**INFORMATION SUPPLIED:**
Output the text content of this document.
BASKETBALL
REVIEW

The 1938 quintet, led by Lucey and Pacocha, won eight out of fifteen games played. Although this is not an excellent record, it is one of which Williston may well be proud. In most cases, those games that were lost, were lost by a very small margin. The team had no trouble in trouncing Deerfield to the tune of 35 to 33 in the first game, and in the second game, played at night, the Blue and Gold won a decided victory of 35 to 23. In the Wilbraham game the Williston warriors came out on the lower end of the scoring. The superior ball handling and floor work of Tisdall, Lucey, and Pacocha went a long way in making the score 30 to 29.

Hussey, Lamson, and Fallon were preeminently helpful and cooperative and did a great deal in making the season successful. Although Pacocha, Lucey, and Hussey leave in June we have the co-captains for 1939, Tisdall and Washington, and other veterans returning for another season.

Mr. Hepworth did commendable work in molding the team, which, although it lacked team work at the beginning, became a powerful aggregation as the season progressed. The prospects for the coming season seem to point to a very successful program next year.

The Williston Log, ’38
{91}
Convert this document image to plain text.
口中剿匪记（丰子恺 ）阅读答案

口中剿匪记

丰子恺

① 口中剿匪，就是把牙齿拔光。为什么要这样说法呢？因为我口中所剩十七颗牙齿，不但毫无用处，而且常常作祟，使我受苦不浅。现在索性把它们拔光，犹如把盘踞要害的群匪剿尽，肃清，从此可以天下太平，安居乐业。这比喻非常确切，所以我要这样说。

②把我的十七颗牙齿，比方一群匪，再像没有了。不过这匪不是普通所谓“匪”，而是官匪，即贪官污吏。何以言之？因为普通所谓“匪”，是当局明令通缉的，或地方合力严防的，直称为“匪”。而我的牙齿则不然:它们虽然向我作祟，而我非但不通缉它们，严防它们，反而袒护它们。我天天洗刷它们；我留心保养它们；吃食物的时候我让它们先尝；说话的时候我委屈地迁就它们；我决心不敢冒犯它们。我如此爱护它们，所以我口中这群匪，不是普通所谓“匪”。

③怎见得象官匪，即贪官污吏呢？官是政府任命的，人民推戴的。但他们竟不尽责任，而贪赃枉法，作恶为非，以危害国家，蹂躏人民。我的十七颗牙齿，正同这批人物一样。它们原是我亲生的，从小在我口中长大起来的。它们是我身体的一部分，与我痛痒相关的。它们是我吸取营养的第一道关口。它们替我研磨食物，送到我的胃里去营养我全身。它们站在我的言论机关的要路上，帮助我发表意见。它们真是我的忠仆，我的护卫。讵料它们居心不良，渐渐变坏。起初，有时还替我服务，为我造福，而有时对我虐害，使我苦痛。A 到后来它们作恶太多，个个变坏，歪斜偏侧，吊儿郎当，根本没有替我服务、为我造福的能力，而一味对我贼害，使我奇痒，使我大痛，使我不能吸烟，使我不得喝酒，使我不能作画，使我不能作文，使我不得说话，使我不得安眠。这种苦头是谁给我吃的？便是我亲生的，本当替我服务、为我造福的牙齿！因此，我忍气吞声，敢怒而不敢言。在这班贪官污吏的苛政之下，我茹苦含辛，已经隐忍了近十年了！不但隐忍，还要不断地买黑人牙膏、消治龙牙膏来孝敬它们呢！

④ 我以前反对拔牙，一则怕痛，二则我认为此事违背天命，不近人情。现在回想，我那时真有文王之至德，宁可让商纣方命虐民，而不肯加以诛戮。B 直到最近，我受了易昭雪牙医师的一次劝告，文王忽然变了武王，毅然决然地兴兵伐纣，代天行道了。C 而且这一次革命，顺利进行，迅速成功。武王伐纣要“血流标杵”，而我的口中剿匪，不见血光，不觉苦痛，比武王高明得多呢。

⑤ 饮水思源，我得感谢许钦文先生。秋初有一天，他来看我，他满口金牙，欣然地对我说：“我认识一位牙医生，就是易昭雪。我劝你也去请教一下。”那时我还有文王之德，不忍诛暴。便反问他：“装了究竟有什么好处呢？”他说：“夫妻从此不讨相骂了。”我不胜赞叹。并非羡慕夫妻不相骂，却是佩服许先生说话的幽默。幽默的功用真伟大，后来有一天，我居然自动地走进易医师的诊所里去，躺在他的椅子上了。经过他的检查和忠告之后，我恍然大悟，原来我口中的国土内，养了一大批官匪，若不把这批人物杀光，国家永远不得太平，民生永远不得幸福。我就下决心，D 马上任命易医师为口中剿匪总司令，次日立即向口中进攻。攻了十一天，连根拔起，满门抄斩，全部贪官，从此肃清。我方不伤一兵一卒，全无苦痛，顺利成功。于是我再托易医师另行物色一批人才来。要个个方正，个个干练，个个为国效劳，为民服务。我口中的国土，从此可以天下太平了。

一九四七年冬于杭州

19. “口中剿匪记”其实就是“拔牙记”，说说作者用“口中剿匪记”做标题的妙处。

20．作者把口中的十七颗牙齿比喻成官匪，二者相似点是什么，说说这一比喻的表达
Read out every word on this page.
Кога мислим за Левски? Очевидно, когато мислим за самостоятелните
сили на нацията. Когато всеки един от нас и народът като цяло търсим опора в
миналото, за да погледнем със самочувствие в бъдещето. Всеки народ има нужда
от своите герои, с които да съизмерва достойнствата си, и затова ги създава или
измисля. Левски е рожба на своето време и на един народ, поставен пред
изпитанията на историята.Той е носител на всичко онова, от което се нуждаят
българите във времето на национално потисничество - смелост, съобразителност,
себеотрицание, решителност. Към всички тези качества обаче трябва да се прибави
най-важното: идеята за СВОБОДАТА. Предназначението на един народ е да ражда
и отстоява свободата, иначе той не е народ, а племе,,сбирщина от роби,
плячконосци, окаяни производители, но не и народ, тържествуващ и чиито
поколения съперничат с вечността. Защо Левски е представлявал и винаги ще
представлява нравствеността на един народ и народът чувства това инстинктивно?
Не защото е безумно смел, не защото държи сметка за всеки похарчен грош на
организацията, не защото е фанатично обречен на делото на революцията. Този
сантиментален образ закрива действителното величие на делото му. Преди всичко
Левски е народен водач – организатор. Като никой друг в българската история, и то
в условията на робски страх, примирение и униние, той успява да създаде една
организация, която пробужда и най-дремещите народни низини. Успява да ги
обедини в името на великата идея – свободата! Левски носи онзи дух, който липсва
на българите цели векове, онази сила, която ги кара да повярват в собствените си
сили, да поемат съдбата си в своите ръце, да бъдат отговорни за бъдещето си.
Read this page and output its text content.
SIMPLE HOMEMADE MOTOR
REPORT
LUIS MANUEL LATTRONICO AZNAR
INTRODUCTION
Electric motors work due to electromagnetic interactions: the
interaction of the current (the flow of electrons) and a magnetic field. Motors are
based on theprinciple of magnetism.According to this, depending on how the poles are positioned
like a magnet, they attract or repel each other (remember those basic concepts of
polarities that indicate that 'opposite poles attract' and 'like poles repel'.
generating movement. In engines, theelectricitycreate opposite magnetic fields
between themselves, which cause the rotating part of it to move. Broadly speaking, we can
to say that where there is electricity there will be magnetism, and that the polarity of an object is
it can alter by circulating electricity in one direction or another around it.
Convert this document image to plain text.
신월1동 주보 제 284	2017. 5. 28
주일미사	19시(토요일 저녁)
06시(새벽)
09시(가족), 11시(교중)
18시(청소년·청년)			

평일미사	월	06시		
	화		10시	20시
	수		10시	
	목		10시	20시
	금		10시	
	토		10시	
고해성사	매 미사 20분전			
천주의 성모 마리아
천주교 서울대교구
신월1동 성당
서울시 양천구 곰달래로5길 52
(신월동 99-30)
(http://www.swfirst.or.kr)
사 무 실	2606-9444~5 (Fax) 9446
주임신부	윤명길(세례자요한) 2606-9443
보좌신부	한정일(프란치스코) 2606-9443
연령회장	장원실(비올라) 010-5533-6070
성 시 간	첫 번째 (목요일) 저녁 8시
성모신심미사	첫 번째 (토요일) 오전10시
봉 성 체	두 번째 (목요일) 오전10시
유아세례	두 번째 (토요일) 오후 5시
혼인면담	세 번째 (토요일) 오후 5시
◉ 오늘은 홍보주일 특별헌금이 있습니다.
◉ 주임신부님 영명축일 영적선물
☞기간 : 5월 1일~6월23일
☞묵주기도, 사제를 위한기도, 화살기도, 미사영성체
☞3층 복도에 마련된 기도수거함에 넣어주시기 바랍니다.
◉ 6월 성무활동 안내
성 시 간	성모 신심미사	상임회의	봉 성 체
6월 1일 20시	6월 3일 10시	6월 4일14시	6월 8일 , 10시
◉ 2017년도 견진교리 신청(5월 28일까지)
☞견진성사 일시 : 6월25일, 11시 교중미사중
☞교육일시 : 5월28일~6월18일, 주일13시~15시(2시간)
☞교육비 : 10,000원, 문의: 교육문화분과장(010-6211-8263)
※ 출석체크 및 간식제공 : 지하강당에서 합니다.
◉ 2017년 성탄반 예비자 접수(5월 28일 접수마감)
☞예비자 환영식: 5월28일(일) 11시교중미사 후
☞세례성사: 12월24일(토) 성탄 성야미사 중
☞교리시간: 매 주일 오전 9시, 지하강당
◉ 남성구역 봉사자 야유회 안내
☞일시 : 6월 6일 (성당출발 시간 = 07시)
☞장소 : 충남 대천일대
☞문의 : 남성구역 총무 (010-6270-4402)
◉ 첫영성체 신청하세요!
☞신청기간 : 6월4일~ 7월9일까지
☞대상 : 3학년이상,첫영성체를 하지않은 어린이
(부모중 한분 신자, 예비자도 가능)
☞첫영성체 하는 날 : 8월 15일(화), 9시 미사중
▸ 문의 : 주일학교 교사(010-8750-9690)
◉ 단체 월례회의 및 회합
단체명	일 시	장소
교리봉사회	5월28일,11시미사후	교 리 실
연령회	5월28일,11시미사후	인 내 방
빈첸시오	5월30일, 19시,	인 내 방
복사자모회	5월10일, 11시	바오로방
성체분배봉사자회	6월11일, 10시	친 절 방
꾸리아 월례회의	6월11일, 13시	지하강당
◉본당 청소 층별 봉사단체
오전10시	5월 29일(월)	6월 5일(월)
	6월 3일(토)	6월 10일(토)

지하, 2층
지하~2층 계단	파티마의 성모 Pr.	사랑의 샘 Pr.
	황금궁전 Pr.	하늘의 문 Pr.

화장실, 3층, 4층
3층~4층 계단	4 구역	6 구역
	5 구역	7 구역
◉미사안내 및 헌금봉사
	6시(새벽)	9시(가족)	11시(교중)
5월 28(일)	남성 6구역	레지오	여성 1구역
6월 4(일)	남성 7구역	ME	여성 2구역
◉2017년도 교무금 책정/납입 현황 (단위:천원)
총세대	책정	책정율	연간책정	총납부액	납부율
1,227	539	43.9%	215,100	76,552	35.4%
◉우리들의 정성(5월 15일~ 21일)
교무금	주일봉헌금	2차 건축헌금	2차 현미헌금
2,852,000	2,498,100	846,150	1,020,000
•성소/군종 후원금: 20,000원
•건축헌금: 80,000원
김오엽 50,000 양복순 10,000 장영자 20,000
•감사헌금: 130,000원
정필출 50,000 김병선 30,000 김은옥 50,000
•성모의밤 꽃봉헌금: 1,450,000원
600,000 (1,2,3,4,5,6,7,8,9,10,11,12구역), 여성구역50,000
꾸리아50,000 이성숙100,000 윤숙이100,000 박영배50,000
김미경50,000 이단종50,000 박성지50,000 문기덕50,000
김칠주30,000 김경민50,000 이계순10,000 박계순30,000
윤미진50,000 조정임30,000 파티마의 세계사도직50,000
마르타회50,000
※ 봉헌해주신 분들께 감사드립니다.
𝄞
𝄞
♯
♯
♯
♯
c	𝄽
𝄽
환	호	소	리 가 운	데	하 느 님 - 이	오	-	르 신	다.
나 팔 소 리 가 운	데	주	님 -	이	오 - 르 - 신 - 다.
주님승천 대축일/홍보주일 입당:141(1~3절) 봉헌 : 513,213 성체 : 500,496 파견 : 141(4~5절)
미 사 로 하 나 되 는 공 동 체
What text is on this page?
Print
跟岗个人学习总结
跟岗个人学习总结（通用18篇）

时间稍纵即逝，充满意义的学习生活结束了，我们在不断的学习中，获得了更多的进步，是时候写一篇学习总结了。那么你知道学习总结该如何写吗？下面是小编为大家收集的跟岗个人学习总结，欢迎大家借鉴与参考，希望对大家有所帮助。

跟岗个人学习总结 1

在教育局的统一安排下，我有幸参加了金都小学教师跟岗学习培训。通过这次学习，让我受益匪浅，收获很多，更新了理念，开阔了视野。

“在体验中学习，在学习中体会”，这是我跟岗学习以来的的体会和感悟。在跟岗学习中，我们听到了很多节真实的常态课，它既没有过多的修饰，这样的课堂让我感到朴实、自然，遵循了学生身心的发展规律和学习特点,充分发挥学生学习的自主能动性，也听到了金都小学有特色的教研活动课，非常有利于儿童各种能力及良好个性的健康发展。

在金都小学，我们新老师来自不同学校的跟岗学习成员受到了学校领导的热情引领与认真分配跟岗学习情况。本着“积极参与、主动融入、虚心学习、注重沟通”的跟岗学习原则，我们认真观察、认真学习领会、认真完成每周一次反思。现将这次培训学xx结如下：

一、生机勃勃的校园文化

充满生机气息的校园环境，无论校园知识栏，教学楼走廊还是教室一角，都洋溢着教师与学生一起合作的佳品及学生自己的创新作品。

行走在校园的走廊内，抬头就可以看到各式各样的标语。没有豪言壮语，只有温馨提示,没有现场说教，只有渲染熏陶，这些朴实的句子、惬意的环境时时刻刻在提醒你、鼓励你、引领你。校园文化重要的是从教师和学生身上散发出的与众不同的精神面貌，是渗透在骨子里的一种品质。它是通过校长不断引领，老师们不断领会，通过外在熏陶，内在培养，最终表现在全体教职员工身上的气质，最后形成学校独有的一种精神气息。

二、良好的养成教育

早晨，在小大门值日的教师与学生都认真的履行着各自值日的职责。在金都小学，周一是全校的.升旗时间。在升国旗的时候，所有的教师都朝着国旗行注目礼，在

**WRITTEN TASK:**
Copy out each line that contains the word "българите".

**RESPONSE TO THIS EXERCISE:**
българите във времето на национално потисничество - смелост, съобразителност,
на българите цели векове, онази сила, която ги кара да повярват в собствените си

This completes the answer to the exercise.